++++ DATASET

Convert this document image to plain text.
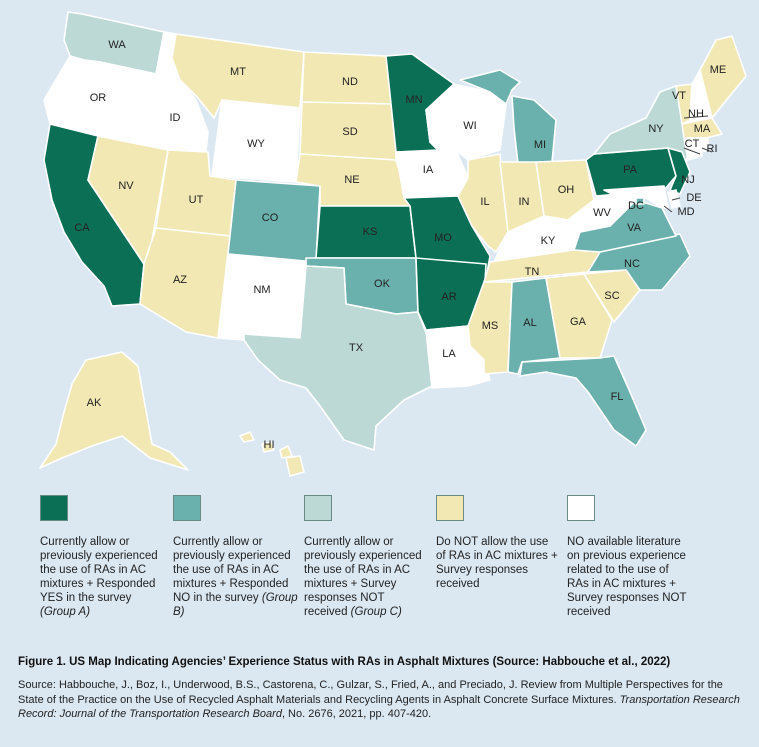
WA
OR
CA
ID
NV
MT
WY
UT
AZ
CO
NM
ND
SD
NE
KS
OK
TX
MN
IA
MO
AR
LA
WI
IL
MI
IN
OH
KY
TN
MS AL	GA
FL
SC
NC
VA
WV
PA
NY
NJ
DE
MD
DC
VT
NH
ME
MA
CT RI
AK
HI
Currently allow or previously experienced the use of RAs in AC mixtures + Responded YES in the survey (Group A)
Currently allow or previously experienced the use of RAs in AC mixtures + Responded NO in the survey (Group B)
Currently allow or previously experienced the use of RAs in AC mixtures + Survey responses NOT received (Group C)
Do NOT allow the use of RAs in AC mixtures + Survey responses received
NO available literature on previous experience related to the use of RAs in AC mixtures + Survey responses NOT received
Figure 1. US Map Indicating Agencies’ Experience Status with RAs in Asphalt Mixtures (Source: Habbouche et al., 2022)
Source: Habbouche, J., Boz, I., Underwood, B.S., Castorena, C., Gulzar, S., Fried, A., and Preciado, J. Review from Multiple Perspectives for the State of the Practice on the Use of Recycled Asphalt Materials and Recycling Agents in Asphalt Concrete Surface Mixtures. Transportation Research Record: Journal of the Transportation Research Board, No. 2676, 2021, pp. 407-420.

++++++++

▶ _EXERCISE OBJECTIVE_
Repeat the records word for word. Any picture in them should be left out.

▶ _CORRECT RESULT_
Convert this document image to plain text.
WA
OR
CA
ID
NV
MT
WY
UT
AZ
CO
NM
ND
SD
NE
KS
OK
TX
MN
IA
MO
AR
LA
WI
IL
MI
IN
OH
KY
TN
MS AL	GA
FL
SC
NC
VA
WV
PA
NY
NJ
DE
MD
DC
VT
NH
ME
MA
CT RI
AK
HI
Currently allow or previously experienced the use of RAs in AC mixtures + Responded YES in the survey (Group A)
Currently allow or previously experienced the use of RAs in AC mixtures + Responded NO in the survey (Group B)
Currently allow or previously experienced the use of RAs in AC mixtures + Survey responses NOT received (Group C)
Do NOT allow the use of RAs in AC mixtures + Survey responses received
NO available literature on previous experience related to the use of RAs in AC mixtures + Survey responses NOT received
Figure 1. US Map Indicating Agencies’ Experience Status with RAs in Asphalt Mixtures (Source: Habbouche et al., 2022)
Source: Habbouche, J., Boz, I., Underwood, B.S., Castorena, C., Gulzar, S., Fried, A., and Preciado, J. Review from Multiple Perspectives for the State of the Practice on the Use of Recycled Asphalt Materials and Recycling Agents in Asphalt Concrete Surface Mixtures. Transportation Research Record: Journal of the Transportation Research Board, No. 2676, 2021, pp. 407-420.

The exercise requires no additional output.